_Records from a collection of figures_
--------------------------------

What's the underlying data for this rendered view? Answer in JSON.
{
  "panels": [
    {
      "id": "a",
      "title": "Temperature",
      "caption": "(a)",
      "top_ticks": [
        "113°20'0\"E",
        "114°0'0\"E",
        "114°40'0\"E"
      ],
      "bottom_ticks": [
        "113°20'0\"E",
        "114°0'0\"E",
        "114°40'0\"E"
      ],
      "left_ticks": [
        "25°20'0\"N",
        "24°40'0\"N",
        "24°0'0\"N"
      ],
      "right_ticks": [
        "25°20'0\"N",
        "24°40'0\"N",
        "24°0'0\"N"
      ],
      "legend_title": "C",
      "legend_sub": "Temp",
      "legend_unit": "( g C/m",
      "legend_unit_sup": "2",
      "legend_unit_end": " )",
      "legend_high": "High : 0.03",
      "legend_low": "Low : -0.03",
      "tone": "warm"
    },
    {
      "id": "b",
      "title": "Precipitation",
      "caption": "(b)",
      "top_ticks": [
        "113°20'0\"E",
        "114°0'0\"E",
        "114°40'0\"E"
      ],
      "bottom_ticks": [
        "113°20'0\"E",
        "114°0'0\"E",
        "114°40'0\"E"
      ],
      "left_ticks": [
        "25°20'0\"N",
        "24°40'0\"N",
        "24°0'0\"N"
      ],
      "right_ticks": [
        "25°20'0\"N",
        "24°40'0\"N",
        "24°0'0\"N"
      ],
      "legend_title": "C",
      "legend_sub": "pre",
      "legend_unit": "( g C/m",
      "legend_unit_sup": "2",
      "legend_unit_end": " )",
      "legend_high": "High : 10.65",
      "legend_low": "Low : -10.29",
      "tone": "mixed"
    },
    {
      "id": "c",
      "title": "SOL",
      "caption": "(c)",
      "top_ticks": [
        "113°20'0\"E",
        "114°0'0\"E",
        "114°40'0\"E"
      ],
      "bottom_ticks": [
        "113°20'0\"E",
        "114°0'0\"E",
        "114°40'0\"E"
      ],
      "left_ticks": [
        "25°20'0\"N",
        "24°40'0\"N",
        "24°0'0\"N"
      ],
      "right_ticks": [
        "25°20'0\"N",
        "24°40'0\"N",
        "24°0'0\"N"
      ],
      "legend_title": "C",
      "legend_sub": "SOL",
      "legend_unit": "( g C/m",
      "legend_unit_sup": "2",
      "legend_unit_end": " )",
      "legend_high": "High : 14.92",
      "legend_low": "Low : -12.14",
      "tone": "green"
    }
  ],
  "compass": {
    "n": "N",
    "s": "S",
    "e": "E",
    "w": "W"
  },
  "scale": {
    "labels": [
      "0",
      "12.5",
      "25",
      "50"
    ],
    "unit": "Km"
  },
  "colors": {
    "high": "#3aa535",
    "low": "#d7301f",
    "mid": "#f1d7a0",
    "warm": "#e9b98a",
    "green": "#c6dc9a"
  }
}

--------------------------------

_What you need to do_
The lines above should be duplicated exactly.

_Output for this task_
What's the underlying data for this rendered view? Answer in JSON.
{
  "panels": [
    {
      "id": "a",
      "title": "Temperature",
      "caption": "(a)",
      "top_ticks": [
        "113°20'0\"E",
        "114°0'0\"E",
        "114°40'0\"E"
      ],
      "bottom_ticks": [
        "113°20'0\"E",
        "114°0'0\"E",
        "114°40'0\"E"
      ],
      "left_ticks": [
        "25°20'0\"N",
        "24°40'0\"N",
        "24°0'0\"N"
      ],
      "right_ticks": [
        "25°20'0\"N",
        "24°40'0\"N",
        "24°0'0\"N"
      ],
      "legend_title": "C",
      "legend_sub": "Temp",
      "legend_unit": "( g C/m",
      "legend_unit_sup": "2",
      "legend_unit_end": " )",
      "legend_high": "High : 0.03",
      "legend_low": "Low : -0.03",
      "tone": "warm"
    },
    {
      "id": "b",
      "title": "Precipitation",
      "caption": "(b)",
      "top_ticks": [
        "113°20'0\"E",
        "114°0'0\"E",
        "114°40'0\"E"
      ],
      "bottom_ticks": [
        "113°20'0\"E",
        "114°0'0\"E",
        "114°40'0\"E"
      ],
      "left_ticks": [
        "25°20'0\"N",
        "24°40'0\"N",
        "24°0'0\"N"
      ],
      "right_ticks": [
        "25°20'0\"N",
        "24°40'0\"N",
        "24°0'0\"N"
      ],
      "legend_title": "C",
      "legend_sub": "pre",
      "legend_unit": "( g C/m",
      "legend_unit_sup": "2",
      "legend_unit_end": " )",
      "legend_high": "High : 10.65",
      "legend_low": "Low : -10.29",
      "tone": "mixed"
    },
    {
      "id": "c",
      "title": "SOL",
      "caption": "(c)",
      "top_ticks": [
        "113°20'0\"E",
        "114°0'0\"E",
        "114°40'0\"E"
      ],
      "bottom_ticks": [
        "113°20'0\"E",
        "114°0'0\"E",
        "114°40'0\"E"
      ],
      "left_ticks": [
        "25°20'0\"N",
        "24°40'0\"N",
        "24°0'0\"N"
      ],
      "right_ticks": [
        "25°20'0\"N",
        "24°40'0\"N",
        "24°0'0\"N"
      ],
      "legend_title": "C",
      "legend_sub": "SOL",
      "legend_unit": "( g C/m",
      "legend_unit_sup": "2",
      "legend_unit_end": " )",
      "legend_high": "High : 14.92",
      "legend_low": "Low : -12.14",
      "tone": "green"
    }
  ],
  "compass": {
    "n": "N",
    "s": "S",
    "e": "E",
    "w": "W"
  },
  "scale": {
    "labels": [
      "0",
      "12.5",
      "25",
      "50"
    ],
    "unit": "Km"
  },
  "colors": {
    "high": "#3aa535",
    "low": "#d7301f",
    "mid": "#f1d7a0",
    "warm": "#e9b98a",
    "green": "#c6dc9a"
  }
}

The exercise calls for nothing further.